>> Begin Dataset excerpts

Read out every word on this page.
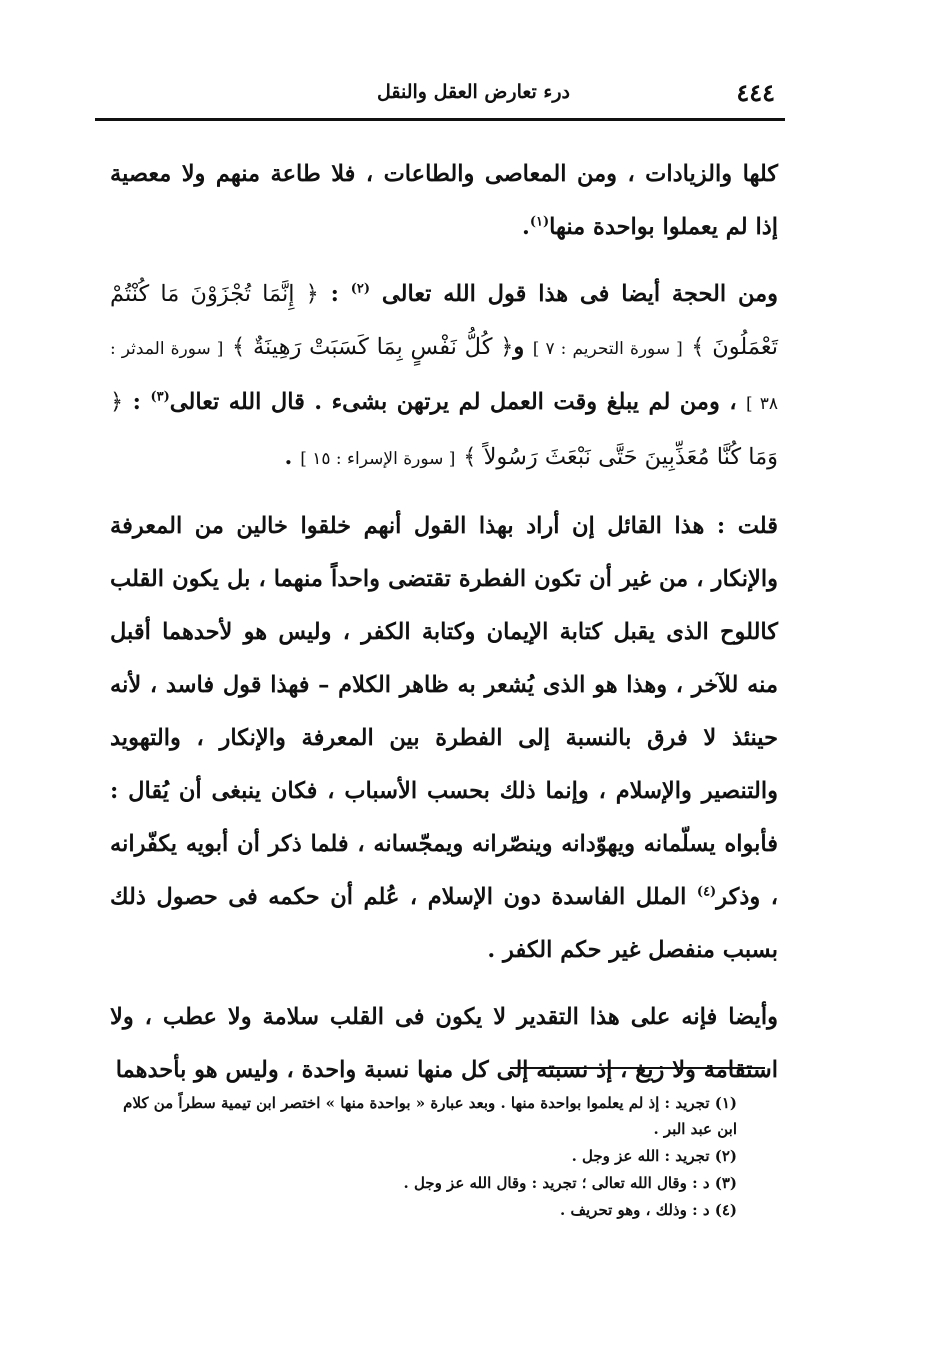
٤٤٤
درء تعارض العقل والنقل

كلها والزيادات ، ومن المعاصى والطاعات ، فلا طاعة منهم ولا معصية إذا لم يعملوا بواحدة منها$^{(١)}$.

ومن الحجة أيضا فى هذا قول الله تعالى $^{(٢)}$ : ﴿ إِنَّمَا تُجْزَوْنَ مَا كُنْتُمْ تَعْمَلُونَ ﴾ [ سورة التحريم : ٧ ] و﴿ كُلُّ نَفْسٍ بِمَا كَسَبَتْ رَهِينَةٌ ﴾ [ سورة المدثر : ٣٨ ] ، ومن لم يبلغ وقت العمل لم يرتهن بشىء . قال الله تعالى$^{(٣)}$ : ﴿ وَمَا كُنَّا مُعَذِّبِينَ حَتَّى نَبْعَثَ رَسُولاً ﴾ [ سورة الإسراء : ١٥ ] .

قلت : هذا القائل إن أراد بهذا القول أنهم خلقوا خالين من المعرفة والإنكار ، من غير أن تكون الفطرة تقتضى واحداً منهما ، بل يكون القلب كاللوح الذى يقبل كتابة الإيمان وكتابة الكفر ، وليس هو لأحدهما أقبل منه للآخر ، وهذا هو الذى يُشعر به ظاهر الكلام – فهذا قول فاسد ، لأنه حينئذ لا فرق بالنسبة إلى الفطرة بين المعرفة والإنكار ، والتهويد والتنصير والإسلام ، وإنما ذلك بحسب الأسباب ، فكان ينبغى أن يُقال : فأبواه يسلّمانه ويهوّدانه وينصّرانه ويمجّسانه ، فلما ذكر أن أبويه يكفّرانه ، وذكر$^{(٤)}$ الملل الفاسدة دون الإسلام ، عُلم أن حكمه فى حصول ذلك بسبب منفصل غير حكم الكفر .

وأيضا فإنه على هذا التقدير لا يكون فى القلب سلامة ولا عطب ، ولا استقامة ولا زيغ ، إذ نسبته إلى كل منها نسبة واحدة ، وليس هو بأحدهما

(١) تجريد : إذ لم يعلموا بواحدة منها . وبعد عبارة « بواحدة منها » اختصر ابن تيمية سطراً من كلام ابن عبد البر .

(٢) تجريد : الله عز وجل .

(٣) د : وقال الله تعالى ؛ تجريد : وقال الله عز وجل .

(٤) د : وذلك ، وهو تحريف .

>> End Dataset excerpts

Given task:
Transcribe the records above exactly, leaving out every picture.

Answer for the task:
Read out every word on this page.
٤٤٤
درء تعارض العقل والنقل

كلها والزيادات ، ومن المعاصى والطاعات ، فلا طاعة منهم ولا معصية إذا لم يعملوا بواحدة منها$^{(١)}$.

ومن الحجة أيضا فى هذا قول الله تعالى $^{(٢)}$ : ﴿ إِنَّمَا تُجْزَوْنَ مَا كُنْتُمْ تَعْمَلُونَ ﴾ [ سورة التحريم : ٧ ] و﴿ كُلُّ نَفْسٍ بِمَا كَسَبَتْ رَهِينَةٌ ﴾ [ سورة المدثر : ٣٨ ] ، ومن لم يبلغ وقت العمل لم يرتهن بشىء . قال الله تعالى$^{(٣)}$ : ﴿ وَمَا كُنَّا مُعَذِّبِينَ حَتَّى نَبْعَثَ رَسُولاً ﴾ [ سورة الإسراء : ١٥ ] .

قلت : هذا القائل إن أراد بهذا القول أنهم خلقوا خالين من المعرفة والإنكار ، من غير أن تكون الفطرة تقتضى واحداً منهما ، بل يكون القلب كاللوح الذى يقبل كتابة الإيمان وكتابة الكفر ، وليس هو لأحدهما أقبل منه للآخر ، وهذا هو الذى يُشعر به ظاهر الكلام – فهذا قول فاسد ، لأنه حينئذ لا فرق بالنسبة إلى الفطرة بين المعرفة والإنكار ، والتهويد والتنصير والإسلام ، وإنما ذلك بحسب الأسباب ، فكان ينبغى أن يُقال : فأبواه يسلّمانه ويهوّدانه وينصّرانه ويمجّسانه ، فلما ذكر أن أبويه يكفّرانه ، وذكر$^{(٤)}$ الملل الفاسدة دون الإسلام ، عُلم أن حكمه فى حصول ذلك بسبب منفصل غير حكم الكفر .

وأيضا فإنه على هذا التقدير لا يكون فى القلب سلامة ولا عطب ، ولا استقامة ولا زيغ ، إذ نسبته إلى كل منها نسبة واحدة ، وليس هو بأحدهما

(١) تجريد : إذ لم يعلموا بواحدة منها . وبعد عبارة « بواحدة منها » اختصر ابن تيمية سطراً من كلام ابن عبد البر .

(٢) تجريد : الله عز وجل .

(٣) د : وقال الله تعالى ؛ تجريد : وقال الله عز وجل .

(٤) د : وذلك ، وهو تحريف .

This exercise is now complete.